A block of data
=======

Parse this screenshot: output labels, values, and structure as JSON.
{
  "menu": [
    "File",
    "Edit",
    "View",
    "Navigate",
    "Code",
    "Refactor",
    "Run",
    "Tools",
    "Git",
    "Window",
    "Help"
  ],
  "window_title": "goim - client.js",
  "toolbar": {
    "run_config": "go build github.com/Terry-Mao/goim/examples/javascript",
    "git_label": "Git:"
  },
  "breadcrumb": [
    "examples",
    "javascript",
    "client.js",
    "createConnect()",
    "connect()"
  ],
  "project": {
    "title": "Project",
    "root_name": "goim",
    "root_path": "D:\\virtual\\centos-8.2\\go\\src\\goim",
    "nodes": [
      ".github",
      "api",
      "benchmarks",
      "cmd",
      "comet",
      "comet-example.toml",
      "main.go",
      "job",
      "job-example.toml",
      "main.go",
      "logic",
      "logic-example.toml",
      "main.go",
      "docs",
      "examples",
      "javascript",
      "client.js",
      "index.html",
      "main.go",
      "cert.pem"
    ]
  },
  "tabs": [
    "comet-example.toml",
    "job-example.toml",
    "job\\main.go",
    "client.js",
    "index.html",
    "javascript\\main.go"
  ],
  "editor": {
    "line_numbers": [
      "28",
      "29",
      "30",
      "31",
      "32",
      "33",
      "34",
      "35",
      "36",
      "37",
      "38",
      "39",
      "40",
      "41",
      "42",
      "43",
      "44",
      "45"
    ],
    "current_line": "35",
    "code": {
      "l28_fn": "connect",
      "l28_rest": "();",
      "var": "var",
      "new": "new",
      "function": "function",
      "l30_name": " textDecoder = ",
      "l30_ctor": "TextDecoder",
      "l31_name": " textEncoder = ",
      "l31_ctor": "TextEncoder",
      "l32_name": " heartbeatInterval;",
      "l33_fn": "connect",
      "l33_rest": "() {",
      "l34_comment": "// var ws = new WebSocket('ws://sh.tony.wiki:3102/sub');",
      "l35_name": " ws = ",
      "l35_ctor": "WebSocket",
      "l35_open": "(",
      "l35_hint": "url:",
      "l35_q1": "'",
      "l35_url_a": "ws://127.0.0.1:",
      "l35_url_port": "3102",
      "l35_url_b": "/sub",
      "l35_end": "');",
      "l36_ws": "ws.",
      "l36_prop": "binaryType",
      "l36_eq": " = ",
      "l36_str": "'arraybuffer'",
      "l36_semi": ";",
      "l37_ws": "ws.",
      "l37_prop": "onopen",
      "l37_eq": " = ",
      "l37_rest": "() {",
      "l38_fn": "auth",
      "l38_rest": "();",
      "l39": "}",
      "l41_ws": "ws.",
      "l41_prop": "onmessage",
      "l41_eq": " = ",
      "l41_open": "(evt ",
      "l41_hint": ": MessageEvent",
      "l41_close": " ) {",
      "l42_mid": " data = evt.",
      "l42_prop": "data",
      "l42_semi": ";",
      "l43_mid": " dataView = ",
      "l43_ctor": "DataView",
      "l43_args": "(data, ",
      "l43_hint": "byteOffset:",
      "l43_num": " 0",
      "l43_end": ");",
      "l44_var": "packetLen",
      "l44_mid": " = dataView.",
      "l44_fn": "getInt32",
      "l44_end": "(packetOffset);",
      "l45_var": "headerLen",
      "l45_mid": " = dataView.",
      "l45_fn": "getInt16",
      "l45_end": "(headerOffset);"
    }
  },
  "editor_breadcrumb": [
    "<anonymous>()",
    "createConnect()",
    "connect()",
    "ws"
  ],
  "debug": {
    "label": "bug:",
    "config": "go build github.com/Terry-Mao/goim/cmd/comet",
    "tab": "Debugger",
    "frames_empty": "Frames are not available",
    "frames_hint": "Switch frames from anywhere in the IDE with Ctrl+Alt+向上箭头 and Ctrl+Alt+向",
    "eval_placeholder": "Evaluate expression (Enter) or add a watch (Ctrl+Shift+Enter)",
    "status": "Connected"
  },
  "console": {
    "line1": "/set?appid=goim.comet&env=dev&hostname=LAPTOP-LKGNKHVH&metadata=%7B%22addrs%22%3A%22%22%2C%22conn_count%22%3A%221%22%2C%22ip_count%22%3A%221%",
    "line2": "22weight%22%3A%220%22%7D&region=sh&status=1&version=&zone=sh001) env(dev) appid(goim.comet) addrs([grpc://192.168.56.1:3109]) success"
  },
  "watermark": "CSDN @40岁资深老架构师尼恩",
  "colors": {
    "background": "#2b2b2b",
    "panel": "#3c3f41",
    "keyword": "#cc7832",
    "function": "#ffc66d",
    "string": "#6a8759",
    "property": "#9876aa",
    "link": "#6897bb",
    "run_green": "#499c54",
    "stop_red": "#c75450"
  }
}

=======

• Brief
Extract, word for word, each line of the listing above.

• Correct response
Parse this screenshot: output labels, values, and structure as JSON.
{
  "menu": [
    "File",
    "Edit",
    "View",
    "Navigate",
    "Code",
    "Refactor",
    "Run",
    "Tools",
    "Git",
    "Window",
    "Help"
  ],
  "window_title": "goim - client.js",
  "toolbar": {
    "run_config": "go build github.com/Terry-Mao/goim/examples/javascript",
    "git_label": "Git:"
  },
  "breadcrumb": [
    "examples",
    "javascript",
    "client.js",
    "createConnect()",
    "connect()"
  ],
  "project": {
    "title": "Project",
    "root_name": "goim",
    "root_path": "D:\\virtual\\centos-8.2\\go\\src\\goim",
    "nodes": [
      ".github",
      "api",
      "benchmarks",
      "cmd",
      "comet",
      "comet-example.toml",
      "main.go",
      "job",
      "job-example.toml",
      "main.go",
      "logic",
      "logic-example.toml",
      "main.go",
      "docs",
      "examples",
      "javascript",
      "client.js",
      "index.html",
      "main.go",
      "cert.pem"
    ]
  },
  "tabs": [
    "comet-example.toml",
    "job-example.toml",
    "job\\main.go",
    "client.js",
    "index.html",
    "javascript\\main.go"
  ],
  "editor": {
    "line_numbers": [
      "28",
      "29",
      "30",
      "31",
      "32",
      "33",
      "34",
      "35",
      "36",
      "37",
      "38",
      "39",
      "40",
      "41",
      "42",
      "43",
      "44",
      "45"
    ],
    "current_line": "35",
    "code": {
      "l28_fn": "connect",
      "l28_rest": "();",
      "var": "var",
      "new": "new",
      "function": "function",
      "l30_name": " textDecoder = ",
      "l30_ctor": "TextDecoder",
      "l31_name": " textEncoder = ",
      "l31_ctor": "TextEncoder",
      "l32_name": " heartbeatInterval;",
      "l33_fn": "connect",
      "l33_rest": "() {",
      "l34_comment": "// var ws = new WebSocket('ws://sh.tony.wiki:3102/sub');",
      "l35_name": " ws = ",
      "l35_ctor": "WebSocket",
      "l35_open": "(",
      "l35_hint": "url:",
      "l35_q1": "'",
      "l35_url_a": "ws://127.0.0.1:",
      "l35_url_port": "3102",
      "l35_url_b": "/sub",
      "l35_end": "');",
      "l36_ws": "ws.",
      "l36_prop": "binaryType",
      "l36_eq": " = ",
      "l36_str": "'arraybuffer'",
      "l36_semi": ";",
      "l37_ws": "ws.",
      "l37_prop": "onopen",
      "l37_eq": " = ",
      "l37_rest": "() {",
      "l38_fn": "auth",
      "l38_rest": "();",
      "l39": "}",
      "l41_ws": "ws.",
      "l41_prop": "onmessage",
      "l41_eq": " = ",
      "l41_open": "(evt ",
      "l41_hint": ": MessageEvent",
      "l41_close": " ) {",
      "l42_mid": " data = evt.",
      "l42_prop": "data",
      "l42_semi": ";",
      "l43_mid": " dataView = ",
      "l43_ctor": "DataView",
      "l43_args": "(data, ",
      "l43_hint": "byteOffset:",
      "l43_num": " 0",
      "l43_end": ");",
      "l44_var": "packetLen",
      "l44_mid": " = dataView.",
      "l44_fn": "getInt32",
      "l44_end": "(packetOffset);",
      "l45_var": "headerLen",
      "l45_mid": " = dataView.",
      "l45_fn": "getInt16",
      "l45_end": "(headerOffset);"
    }
  },
  "editor_breadcrumb": [
    "<anonymous>()",
    "createConnect()",
    "connect()",
    "ws"
  ],
  "debug": {
    "label": "bug:",
    "config": "go build github.com/Terry-Mao/goim/cmd/comet",
    "tab": "Debugger",
    "frames_empty": "Frames are not available",
    "frames_hint": "Switch frames from anywhere in the IDE with Ctrl+Alt+向上箭头 and Ctrl+Alt+向",
    "eval_placeholder": "Evaluate expression (Enter) or add a watch (Ctrl+Shift+Enter)",
    "status": "Connected"
  },
  "console": {
    "line1": "/set?appid=goim.comet&env=dev&hostname=LAPTOP-LKGNKHVH&metadata=%7B%22addrs%22%3A%22%22%2C%22conn_count%22%3A%221%22%2C%22ip_count%22%3A%221%",
    "line2": "22weight%22%3A%220%22%7D&region=sh&status=1&version=&zone=sh001) env(dev) appid(goim.comet) addrs([grpc://192.168.56.1:3109]) success"
  },
  "watermark": "CSDN @40岁资深老架构师尼恩",
  "colors": {
    "background": "#2b2b2b",
    "panel": "#3c3f41",
    "keyword": "#cc7832",
    "function": "#ffc66d",
    "string": "#6a8759",
    "property": "#9876aa",
    "link": "#6897bb",
    "run_green": "#499c54",
    "stop_red": "#c75450"
  }
}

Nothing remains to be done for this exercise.